GIVEN PROBLEM - No images are to be carried over; print all other material exactly as it stands.

SUPPLIED DATA -
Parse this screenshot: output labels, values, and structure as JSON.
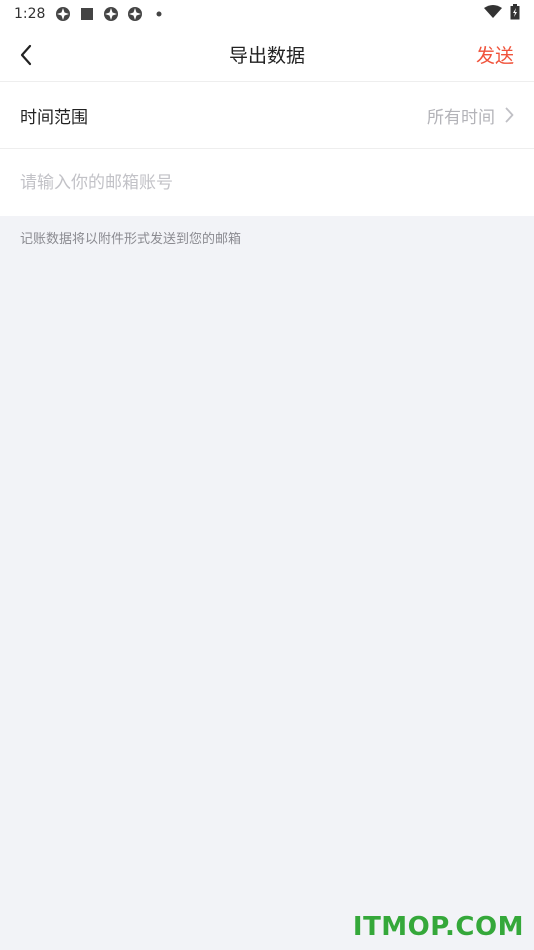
{
  "status_bar": {
    "time": "1:28",
    "left_icons": [
      "app-icon",
      "square-icon",
      "app-icon",
      "app-icon",
      "dot-icon"
    ],
    "right_icons": [
      "wifi-icon",
      "battery-icon"
    ]
  },
  "nav": {
    "title": "导出数据",
    "send_label": "发送",
    "accent_color": "#f0533b"
  },
  "time_range": {
    "label": "时间范围",
    "value": "所有时间"
  },
  "email": {
    "placeholder": "请输入你的邮箱账号",
    "value": ""
  },
  "hint": "记账数据将以附件形式发送到您的邮箱",
  "watermark": "ITMOP.COM"
}
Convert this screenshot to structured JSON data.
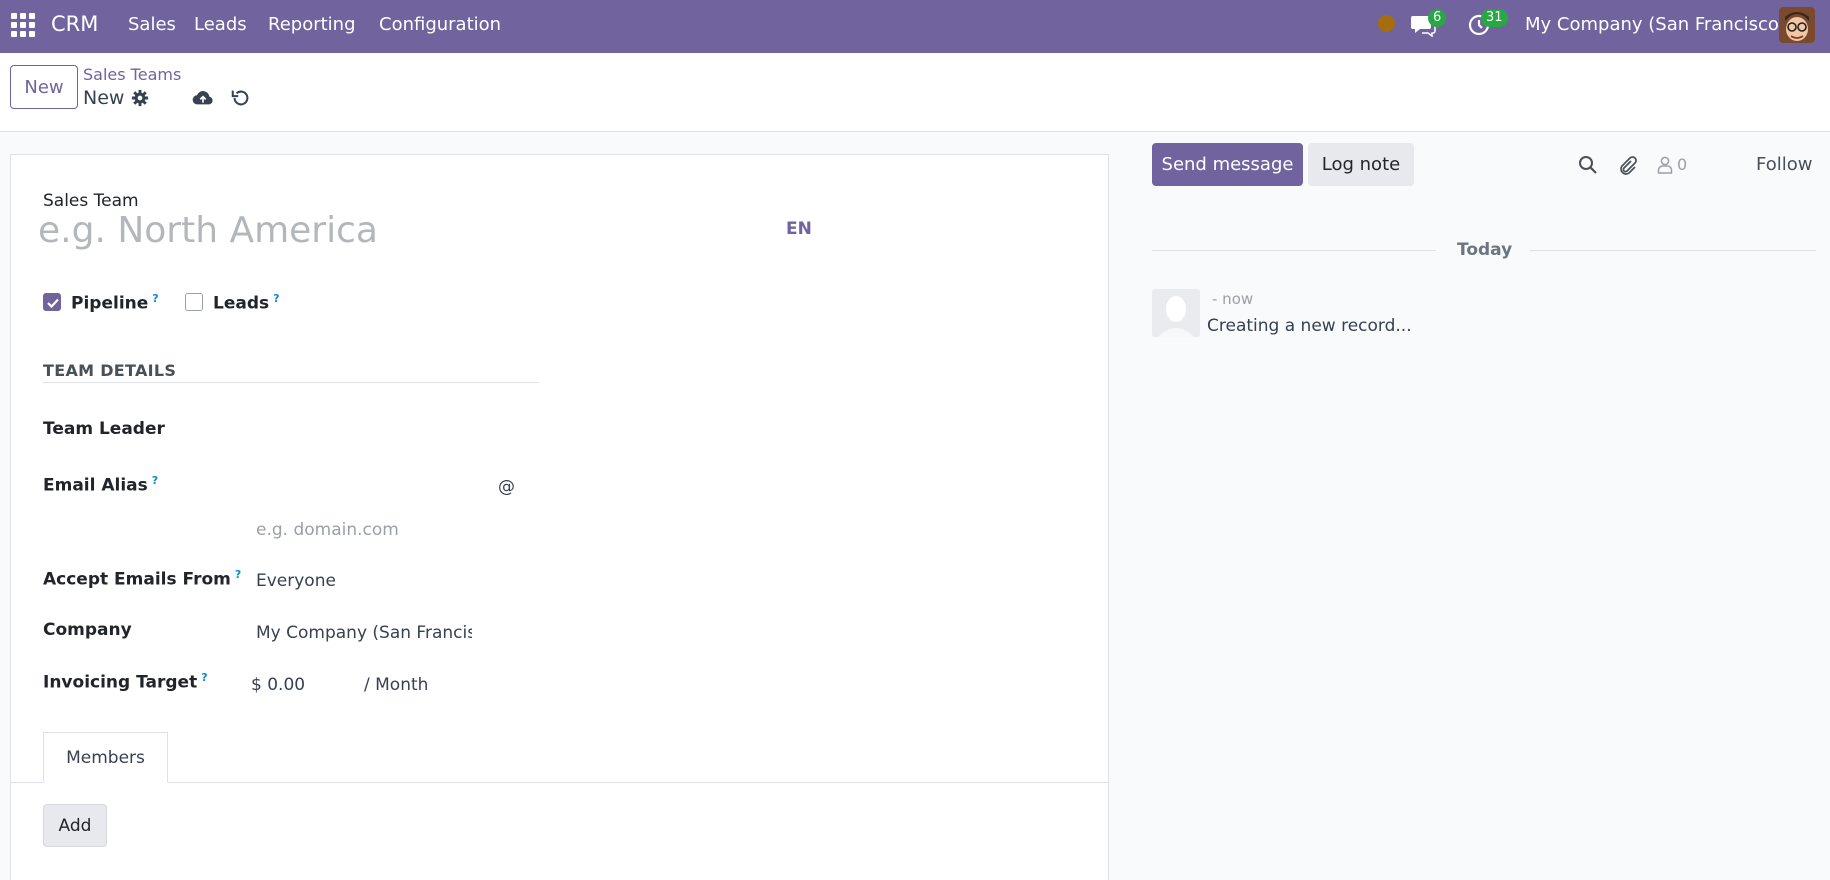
{
  "navbar": {
    "brand": "CRM",
    "menus": [
      "Sales",
      "Leads",
      "Reporting",
      "Configuration"
    ],
    "chat_badge": "6",
    "activity_badge": "31",
    "company": "My Company (San Francisco)",
    "status_color": "#a56d10",
    "bg_color": "#71639e"
  },
  "control_panel": {
    "new_button": "New",
    "breadcrumb": "Sales Teams",
    "record_name": "New"
  },
  "form": {
    "sales_team_label": "Sales Team",
    "name_placeholder": "e.g. North America",
    "lang": "EN",
    "pipeline_label": "Pipeline",
    "pipeline_checked": true,
    "leads_label": "Leads",
    "leads_checked": false,
    "help_mark": "?",
    "section_title": "TEAM DETAILS",
    "team_leader_label": "Team Leader",
    "email_alias_label": "Email Alias",
    "at_sign": "@",
    "domain_placeholder": "e.g. domain.com",
    "accept_emails_label": "Accept Emails From",
    "accept_emails_value": "Everyone",
    "company_label": "Company",
    "company_value": "My Company (San Francisc",
    "invoicing_target_label": "Invoicing Target",
    "invoicing_target_value": "$ 0.00",
    "invoicing_target_unit": "/ Month",
    "tab_members": "Members",
    "add_button": "Add"
  },
  "chatter": {
    "send_message": "Send message",
    "log_note": "Log note",
    "follower_count": "0",
    "follow": "Follow",
    "today": "Today",
    "message_time": "- now",
    "message_body": "Creating a new record..."
  }
}
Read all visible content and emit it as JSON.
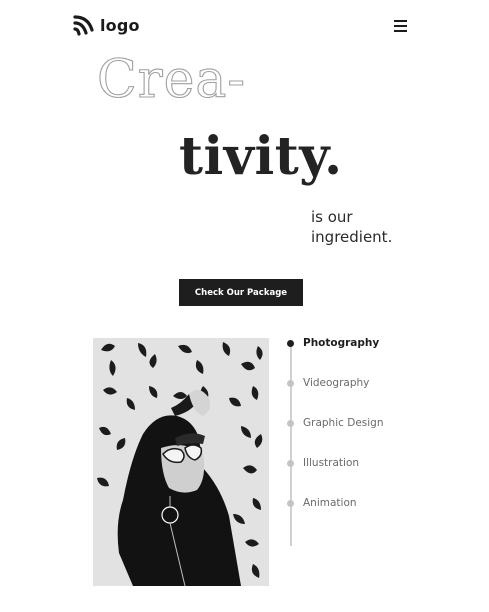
{
  "header": {
    "logo_text": "logo",
    "logo_icon": "logo-mark-icon",
    "menu_icon": "hamburger-icon"
  },
  "hero": {
    "line1": "Crea-",
    "line2": "tivity.",
    "tagline_line1": "is our",
    "tagline_line2": "ingredient."
  },
  "cta": {
    "label": "Check Our Package"
  },
  "services": [
    {
      "label": "Photography",
      "active": true
    },
    {
      "label": "Videography",
      "active": false
    },
    {
      "label": "Graphic Design",
      "active": false
    },
    {
      "label": "Illustration",
      "active": false
    },
    {
      "label": "Animation",
      "active": false
    }
  ],
  "colors": {
    "text": "#1b1b1b",
    "button_bg": "#1e1e1e",
    "rail": "#d0d0d0"
  }
}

TASK RESPONSE -
Parse this screenshot: output labels, values, and structure as JSON.
{
  "status_bar": {
    "time": "1:28",
    "left_icons": [
      "app-icon",
      "square-icon",
      "app-icon",
      "app-icon",
      "dot-icon"
    ],
    "right_icons": [
      "wifi-icon",
      "battery-icon"
    ]
  },
  "nav": {
    "title": "导出数据",
    "send_label": "发送",
    "accent_color": "#f0533b"
  },
  "time_range": {
    "label": "时间范围",
    "value": "所有时间"
  },
  "email": {
    "placeholder": "请输入你的邮箱账号",
    "value": ""
  },
  "hint": "记账数据将以附件形式发送到您的邮箱",
  "watermark": "ITMOP.COM"
}
Convert this screenshot to structured JSON data.
{
  "navbar": {
    "brand": "CRM",
    "menus": [
      "Sales",
      "Leads",
      "Reporting",
      "Configuration"
    ],
    "chat_badge": "6",
    "activity_badge": "31",
    "company": "My Company (San Francisco)",
    "status_color": "#a56d10",
    "bg_color": "#71639e"
  },
  "control_panel": {
    "new_button": "New",
    "breadcrumb": "Sales Teams",
    "record_name": "New"
  },
  "form": {
    "sales_team_label": "Sales Team",
    "name_placeholder": "e.g. North America",
    "lang": "EN",
    "pipeline_label": "Pipeline",
    "pipeline_checked": true,
    "leads_label": "Leads",
    "leads_checked": false,
    "help_mark": "?",
    "section_title": "TEAM DETAILS",
    "team_leader_label": "Team Leader",
    "email_alias_label": "Email Alias",
    "at_sign": "@",
    "domain_placeholder": "e.g. domain.com",
    "accept_emails_label": "Accept Emails From",
    "accept_emails_value": "Everyone",
    "company_label": "Company",
    "company_value": "My Company (San Francisc",
    "invoicing_target_label": "Invoicing Target",
    "invoicing_target_value": "$ 0.00",
    "invoicing_target_unit": "/ Month",
    "tab_members": "Members",
    "add_button": "Add"
  },
  "chatter": {
    "send_message": "Send message",
    "log_note": "Log note",
    "follower_count": "0",
    "follow": "Follow",
    "today": "Today",
    "message_time": "- now",
    "message_body": "Creating a new record..."
  }
}
Read all visible content and emit it as JSON.
{
  "header": {
    "logo_text": "logo",
    "logo_icon": "logo-mark-icon",
    "menu_icon": "hamburger-icon"
  },
  "hero": {
    "line1": "Crea-",
    "line2": "tivity.",
    "tagline_line1": "is our",
    "tagline_line2": "ingredient."
  },
  "cta": {
    "label": "Check Our Package"
  },
  "services": [
    {
      "label": "Photography",
      "active": true
    },
    {
      "label": "Videography",
      "active": false
    },
    {
      "label": "Graphic Design",
      "active": false
    },
    {
      "label": "Illustration",
      "active": false
    },
    {
      "label": "Animation",
      "active": false
    }
  ],
  "colors": {
    "text": "#1b1b1b",
    "button_bg": "#1e1e1e",
    "rail": "#d0d0d0"
  }
}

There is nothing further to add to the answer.